**WHAT IS NEEDED:**
Could you write out the records below exactly as they appear?

━━ RECORD LIST

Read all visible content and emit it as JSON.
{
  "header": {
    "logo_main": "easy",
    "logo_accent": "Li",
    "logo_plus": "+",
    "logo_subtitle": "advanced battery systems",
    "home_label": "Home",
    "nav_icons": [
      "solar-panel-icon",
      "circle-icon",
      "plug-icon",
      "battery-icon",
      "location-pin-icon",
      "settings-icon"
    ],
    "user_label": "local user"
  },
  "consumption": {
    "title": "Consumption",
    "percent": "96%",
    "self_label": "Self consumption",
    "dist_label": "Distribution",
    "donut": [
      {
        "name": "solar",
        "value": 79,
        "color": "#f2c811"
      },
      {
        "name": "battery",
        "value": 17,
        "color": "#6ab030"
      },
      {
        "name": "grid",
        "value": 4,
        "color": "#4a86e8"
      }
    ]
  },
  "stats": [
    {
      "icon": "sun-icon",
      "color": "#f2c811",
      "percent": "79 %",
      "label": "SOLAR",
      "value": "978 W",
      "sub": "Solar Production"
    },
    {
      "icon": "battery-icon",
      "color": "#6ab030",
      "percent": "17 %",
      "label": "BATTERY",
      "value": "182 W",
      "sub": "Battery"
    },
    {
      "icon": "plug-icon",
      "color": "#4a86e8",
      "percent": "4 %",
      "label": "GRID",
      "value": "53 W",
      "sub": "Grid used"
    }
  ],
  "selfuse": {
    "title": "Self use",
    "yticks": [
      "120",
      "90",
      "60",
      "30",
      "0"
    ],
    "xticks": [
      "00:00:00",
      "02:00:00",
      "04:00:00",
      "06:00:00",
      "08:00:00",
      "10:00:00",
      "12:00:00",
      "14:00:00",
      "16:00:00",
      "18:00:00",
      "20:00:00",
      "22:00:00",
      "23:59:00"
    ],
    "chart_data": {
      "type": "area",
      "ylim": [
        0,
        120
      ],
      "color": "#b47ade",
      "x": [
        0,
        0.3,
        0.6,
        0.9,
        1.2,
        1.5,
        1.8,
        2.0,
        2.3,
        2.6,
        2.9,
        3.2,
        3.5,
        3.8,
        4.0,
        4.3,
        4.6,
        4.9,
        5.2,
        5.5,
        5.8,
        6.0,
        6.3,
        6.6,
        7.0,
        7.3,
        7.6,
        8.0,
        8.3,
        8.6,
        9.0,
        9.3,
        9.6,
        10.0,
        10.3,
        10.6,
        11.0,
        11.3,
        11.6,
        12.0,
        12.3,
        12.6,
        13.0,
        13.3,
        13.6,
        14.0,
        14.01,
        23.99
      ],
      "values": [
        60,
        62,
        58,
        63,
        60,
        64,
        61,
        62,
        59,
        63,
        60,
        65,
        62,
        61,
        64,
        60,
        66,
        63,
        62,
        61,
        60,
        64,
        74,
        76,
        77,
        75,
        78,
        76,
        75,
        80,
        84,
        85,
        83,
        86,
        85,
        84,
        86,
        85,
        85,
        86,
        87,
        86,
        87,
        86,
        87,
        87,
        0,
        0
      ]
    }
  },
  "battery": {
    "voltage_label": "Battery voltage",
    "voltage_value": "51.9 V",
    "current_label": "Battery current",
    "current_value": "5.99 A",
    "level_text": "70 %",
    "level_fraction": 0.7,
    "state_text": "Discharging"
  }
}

━━━━

**ANSWER:**
Read all visible content and emit it as JSON.
{
  "header": {
    "logo_main": "easy",
    "logo_accent": "Li",
    "logo_plus": "+",
    "logo_subtitle": "advanced battery systems",
    "home_label": "Home",
    "nav_icons": [
      "solar-panel-icon",
      "circle-icon",
      "plug-icon",
      "battery-icon",
      "location-pin-icon",
      "settings-icon"
    ],
    "user_label": "local user"
  },
  "consumption": {
    "title": "Consumption",
    "percent": "96%",
    "self_label": "Self consumption",
    "dist_label": "Distribution",
    "donut": [
      {
        "name": "solar",
        "value": 79,
        "color": "#f2c811"
      },
      {
        "name": "battery",
        "value": 17,
        "color": "#6ab030"
      },
      {
        "name": "grid",
        "value": 4,
        "color": "#4a86e8"
      }
    ]
  },
  "stats": [
    {
      "icon": "sun-icon",
      "color": "#f2c811",
      "percent": "79 %",
      "label": "SOLAR",
      "value": "978 W",
      "sub": "Solar Production"
    },
    {
      "icon": "battery-icon",
      "color": "#6ab030",
      "percent": "17 %",
      "label": "BATTERY",
      "value": "182 W",
      "sub": "Battery"
    },
    {
      "icon": "plug-icon",
      "color": "#4a86e8",
      "percent": "4 %",
      "label": "GRID",
      "value": "53 W",
      "sub": "Grid used"
    }
  ],
  "selfuse": {
    "title": "Self use",
    "yticks": [
      "120",
      "90",
      "60",
      "30",
      "0"
    ],
    "xticks": [
      "00:00:00",
      "02:00:00",
      "04:00:00",
      "06:00:00",
      "08:00:00",
      "10:00:00",
      "12:00:00",
      "14:00:00",
      "16:00:00",
      "18:00:00",
      "20:00:00",
      "22:00:00",
      "23:59:00"
    ],
    "chart_data": {
      "type": "area",
      "ylim": [
        0,
        120
      ],
      "color": "#b47ade",
      "x": [
        0,
        0.3,
        0.6,
        0.9,
        1.2,
        1.5,
        1.8,
        2.0,
        2.3,
        2.6,
        2.9,
        3.2,
        3.5,
        3.8,
        4.0,
        4.3,
        4.6,
        4.9,
        5.2,
        5.5,
        5.8,
        6.0,
        6.3,
        6.6,
        7.0,
        7.3,
        7.6,
        8.0,
        8.3,
        8.6,
        9.0,
        9.3,
        9.6,
        10.0,
        10.3,
        10.6,
        11.0,
        11.3,
        11.6,
        12.0,
        12.3,
        12.6,
        13.0,
        13.3,
        13.6,
        14.0,
        14.01,
        23.99
      ],
      "values": [
        60,
        62,
        58,
        63,
        60,
        64,
        61,
        62,
        59,
        63,
        60,
        65,
        62,
        61,
        64,
        60,
        66,
        63,
        62,
        61,
        60,
        64,
        74,
        76,
        77,
        75,
        78,
        76,
        75,
        80,
        84,
        85,
        83,
        86,
        85,
        84,
        86,
        85,
        85,
        86,
        87,
        86,
        87,
        86,
        87,
        87,
        0,
        0
      ]
    }
  },
  "battery": {
    "voltage_label": "Battery voltage",
    "voltage_value": "51.9 V",
    "current_label": "Battery current",
    "current_value": "5.99 A",
    "level_text": "70 %",
    "level_fraction": 0.7,
    "state_text": "Discharging"
  }
}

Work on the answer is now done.